* **EXERCISE DIRECTIONS**: Extract the listing in its entirety, keeping each line identical to the original.

* **Saved data entries**:
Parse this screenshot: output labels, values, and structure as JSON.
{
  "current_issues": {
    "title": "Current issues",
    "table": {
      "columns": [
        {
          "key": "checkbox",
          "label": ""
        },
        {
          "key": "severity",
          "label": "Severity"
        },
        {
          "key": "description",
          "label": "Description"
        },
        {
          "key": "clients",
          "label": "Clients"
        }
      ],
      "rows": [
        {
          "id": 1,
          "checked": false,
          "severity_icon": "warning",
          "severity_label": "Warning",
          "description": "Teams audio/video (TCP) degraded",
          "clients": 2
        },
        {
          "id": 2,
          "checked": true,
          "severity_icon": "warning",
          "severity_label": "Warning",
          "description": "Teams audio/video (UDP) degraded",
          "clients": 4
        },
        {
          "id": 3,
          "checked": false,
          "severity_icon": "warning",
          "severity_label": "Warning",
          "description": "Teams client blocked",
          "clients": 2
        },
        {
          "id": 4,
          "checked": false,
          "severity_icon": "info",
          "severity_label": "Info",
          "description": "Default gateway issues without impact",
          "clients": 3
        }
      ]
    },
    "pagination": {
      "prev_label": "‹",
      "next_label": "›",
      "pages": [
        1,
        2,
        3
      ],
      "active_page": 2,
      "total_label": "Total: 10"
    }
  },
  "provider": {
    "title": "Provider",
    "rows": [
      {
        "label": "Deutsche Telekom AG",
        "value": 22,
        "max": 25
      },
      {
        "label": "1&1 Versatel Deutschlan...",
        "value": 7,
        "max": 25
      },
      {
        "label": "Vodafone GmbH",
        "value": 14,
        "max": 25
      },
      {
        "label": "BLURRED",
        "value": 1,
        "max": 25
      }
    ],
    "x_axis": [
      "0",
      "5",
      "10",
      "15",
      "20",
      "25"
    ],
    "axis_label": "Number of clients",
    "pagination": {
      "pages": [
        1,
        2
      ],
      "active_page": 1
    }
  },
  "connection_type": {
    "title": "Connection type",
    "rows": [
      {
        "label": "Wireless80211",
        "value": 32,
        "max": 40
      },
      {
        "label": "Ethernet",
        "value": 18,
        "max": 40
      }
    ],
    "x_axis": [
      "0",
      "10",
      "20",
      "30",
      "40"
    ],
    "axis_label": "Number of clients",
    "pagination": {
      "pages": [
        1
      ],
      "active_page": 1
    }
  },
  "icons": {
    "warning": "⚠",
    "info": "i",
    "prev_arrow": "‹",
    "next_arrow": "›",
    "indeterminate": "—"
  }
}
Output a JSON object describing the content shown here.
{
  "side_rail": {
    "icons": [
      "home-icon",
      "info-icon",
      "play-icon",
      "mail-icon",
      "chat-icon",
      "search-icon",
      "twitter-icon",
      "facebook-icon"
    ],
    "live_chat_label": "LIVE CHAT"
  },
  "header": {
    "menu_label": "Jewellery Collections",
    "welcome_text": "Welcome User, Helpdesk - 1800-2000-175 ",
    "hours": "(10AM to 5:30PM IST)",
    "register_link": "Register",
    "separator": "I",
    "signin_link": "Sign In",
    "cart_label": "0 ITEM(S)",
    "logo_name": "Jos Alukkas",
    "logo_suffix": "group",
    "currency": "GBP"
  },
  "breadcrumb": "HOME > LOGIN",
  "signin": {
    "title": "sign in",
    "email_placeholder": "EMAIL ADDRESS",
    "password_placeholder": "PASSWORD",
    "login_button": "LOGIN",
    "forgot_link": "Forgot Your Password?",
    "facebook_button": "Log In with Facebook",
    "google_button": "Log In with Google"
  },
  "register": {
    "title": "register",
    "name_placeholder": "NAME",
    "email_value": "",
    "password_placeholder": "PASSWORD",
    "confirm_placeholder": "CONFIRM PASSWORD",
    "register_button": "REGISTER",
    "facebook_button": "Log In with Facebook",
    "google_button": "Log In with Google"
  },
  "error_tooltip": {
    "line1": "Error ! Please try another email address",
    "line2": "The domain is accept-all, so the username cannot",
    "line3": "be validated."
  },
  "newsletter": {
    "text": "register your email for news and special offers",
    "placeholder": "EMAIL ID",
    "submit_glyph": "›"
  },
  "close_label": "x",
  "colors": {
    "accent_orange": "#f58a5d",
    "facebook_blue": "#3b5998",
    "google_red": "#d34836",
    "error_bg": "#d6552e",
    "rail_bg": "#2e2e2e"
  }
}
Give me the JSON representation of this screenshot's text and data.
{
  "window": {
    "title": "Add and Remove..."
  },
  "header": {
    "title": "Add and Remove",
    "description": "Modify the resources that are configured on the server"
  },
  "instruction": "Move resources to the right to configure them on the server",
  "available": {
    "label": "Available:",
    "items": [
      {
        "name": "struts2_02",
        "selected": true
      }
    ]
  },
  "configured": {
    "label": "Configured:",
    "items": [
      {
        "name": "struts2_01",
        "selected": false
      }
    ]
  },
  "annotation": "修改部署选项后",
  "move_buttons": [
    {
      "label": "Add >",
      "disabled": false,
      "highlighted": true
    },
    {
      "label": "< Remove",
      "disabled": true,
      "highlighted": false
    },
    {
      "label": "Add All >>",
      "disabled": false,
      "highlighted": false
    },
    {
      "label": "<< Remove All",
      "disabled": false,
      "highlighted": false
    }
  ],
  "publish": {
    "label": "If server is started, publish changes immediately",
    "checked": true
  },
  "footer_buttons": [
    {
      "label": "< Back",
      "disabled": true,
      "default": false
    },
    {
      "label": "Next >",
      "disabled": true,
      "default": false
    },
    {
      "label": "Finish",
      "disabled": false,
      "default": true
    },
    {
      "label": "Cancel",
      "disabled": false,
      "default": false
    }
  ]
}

* **EXPECTED ANSWER**:
Parse this screenshot: output labels, values, and structure as JSON.
{
  "current_issues": {
    "title": "Current issues",
    "table": {
      "columns": [
        {
          "key": "checkbox",
          "label": ""
        },
        {
          "key": "severity",
          "label": "Severity"
        },
        {
          "key": "description",
          "label": "Description"
        },
        {
          "key": "clients",
          "label": "Clients"
        }
      ],
      "rows": [
        {
          "id": 1,
          "checked": false,
          "severity_icon": "warning",
          "severity_label": "Warning",
          "description": "Teams audio/video (TCP) degraded",
          "clients": 2
        },
        {
          "id": 2,
          "checked": true,
          "severity_icon": "warning",
          "severity_label": "Warning",
          "description": "Teams audio/video (UDP) degraded",
          "clients": 4
        },
        {
          "id": 3,
          "checked": false,
          "severity_icon": "warning",
          "severity_label": "Warning",
          "description": "Teams client blocked",
          "clients": 2
        },
        {
          "id": 4,
          "checked": false,
          "severity_icon": "info",
          "severity_label": "Info",
          "description": "Default gateway issues without impact",
          "clients": 3
        }
      ]
    },
    "pagination": {
      "prev_label": "‹",
      "next_label": "›",
      "pages": [
        1,
        2,
        3
      ],
      "active_page": 2,
      "total_label": "Total: 10"
    }
  },
  "provider": {
    "title": "Provider",
    "rows": [
      {
        "label": "Deutsche Telekom AG",
        "value": 22,
        "max": 25
      },
      {
        "label": "1&1 Versatel Deutschlan...",
        "value": 7,
        "max": 25
      },
      {
        "label": "Vodafone GmbH",
        "value": 14,
        "max": 25
      },
      {
        "label": "BLURRED",
        "value": 1,
        "max": 25
      }
    ],
    "x_axis": [
      "0",
      "5",
      "10",
      "15",
      "20",
      "25"
    ],
    "axis_label": "Number of clients",
    "pagination": {
      "pages": [
        1,
        2
      ],
      "active_page": 1
    }
  },
  "connection_type": {
    "title": "Connection type",
    "rows": [
      {
        "label": "Wireless80211",
        "value": 32,
        "max": 40
      },
      {
        "label": "Ethernet",
        "value": 18,
        "max": 40
      }
    ],
    "x_axis": [
      "0",
      "10",
      "20",
      "30",
      "40"
    ],
    "axis_label": "Number of clients",
    "pagination": {
      "pages": [
        1
      ],
      "active_page": 1
    }
  },
  "icons": {
    "warning": "⚠",
    "info": "i",
    "prev_arrow": "‹",
    "next_arrow": "›",
    "indeterminate": "—"
  }
}
Output a JSON object describing the content shown here.
{
  "side_rail": {
    "icons": [
      "home-icon",
      "info-icon",
      "play-icon",
      "mail-icon",
      "chat-icon",
      "search-icon",
      "twitter-icon",
      "facebook-icon"
    ],
    "live_chat_label": "LIVE CHAT"
  },
  "header": {
    "menu_label": "Jewellery Collections",
    "welcome_text": "Welcome User, Helpdesk - 1800-2000-175 ",
    "hours": "(10AM to 5:30PM IST)",
    "register_link": "Register",
    "separator": "I",
    "signin_link": "Sign In",
    "cart_label": "0 ITEM(S)",
    "logo_name": "Jos Alukkas",
    "logo_suffix": "group",
    "currency": "GBP"
  },
  "breadcrumb": "HOME > LOGIN",
  "signin": {
    "title": "sign in",
    "email_placeholder": "EMAIL ADDRESS",
    "password_placeholder": "PASSWORD",
    "login_button": "LOGIN",
    "forgot_link": "Forgot Your Password?",
    "facebook_button": "Log In with Facebook",
    "google_button": "Log In with Google"
  },
  "register": {
    "title": "register",
    "name_placeholder": "NAME",
    "email_value": "",
    "password_placeholder": "PASSWORD",
    "confirm_placeholder": "CONFIRM PASSWORD",
    "register_button": "REGISTER",
    "facebook_button": "Log In with Facebook",
    "google_button": "Log In with Google"
  },
  "error_tooltip": {
    "line1": "Error ! Please try another email address",
    "line2": "The domain is accept-all, so the username cannot",
    "line3": "be validated."
  },
  "newsletter": {
    "text": "register your email for news and special offers",
    "placeholder": "EMAIL ID",
    "submit_glyph": "›"
  },
  "close_label": "x",
  "colors": {
    "accent_orange": "#f58a5d",
    "facebook_blue": "#3b5998",
    "google_red": "#d34836",
    "error_bg": "#d6552e",
    "rail_bg": "#2e2e2e"
  }
}
Give me the JSON representation of this screenshot's text and data.
{
  "window": {
    "title": "Add and Remove..."
  },
  "header": {
    "title": "Add and Remove",
    "description": "Modify the resources that are configured on the server"
  },
  "instruction": "Move resources to the right to configure them on the server",
  "available": {
    "label": "Available:",
    "items": [
      {
        "name": "struts2_02",
        "selected": true
      }
    ]
  },
  "configured": {
    "label": "Configured:",
    "items": [
      {
        "name": "struts2_01",
        "selected": false
      }
    ]
  },
  "annotation": "修改部署选项后",
  "move_buttons": [
    {
      "label": "Add >",
      "disabled": false,
      "highlighted": true
    },
    {
      "label": "< Remove",
      "disabled": true,
      "highlighted": false
    },
    {
      "label": "Add All >>",
      "disabled": false,
      "highlighted": false
    },
    {
      "label": "<< Remove All",
      "disabled": false,
      "highlighted": false
    }
  ],
  "publish": {
    "label": "If server is started, publish changes immediately",
    "checked": true
  },
  "footer_buttons": [
    {
      "label": "< Back",
      "disabled": true,
      "default": false
    },
    {
      "label": "Next >",
      "disabled": true,
      "default": false
    },
    {
      "label": "Finish",
      "disabled": false,
      "default": true
    },
    {
      "label": "Cancel",
      "disabled": false,
      "default": false
    }
  ]
}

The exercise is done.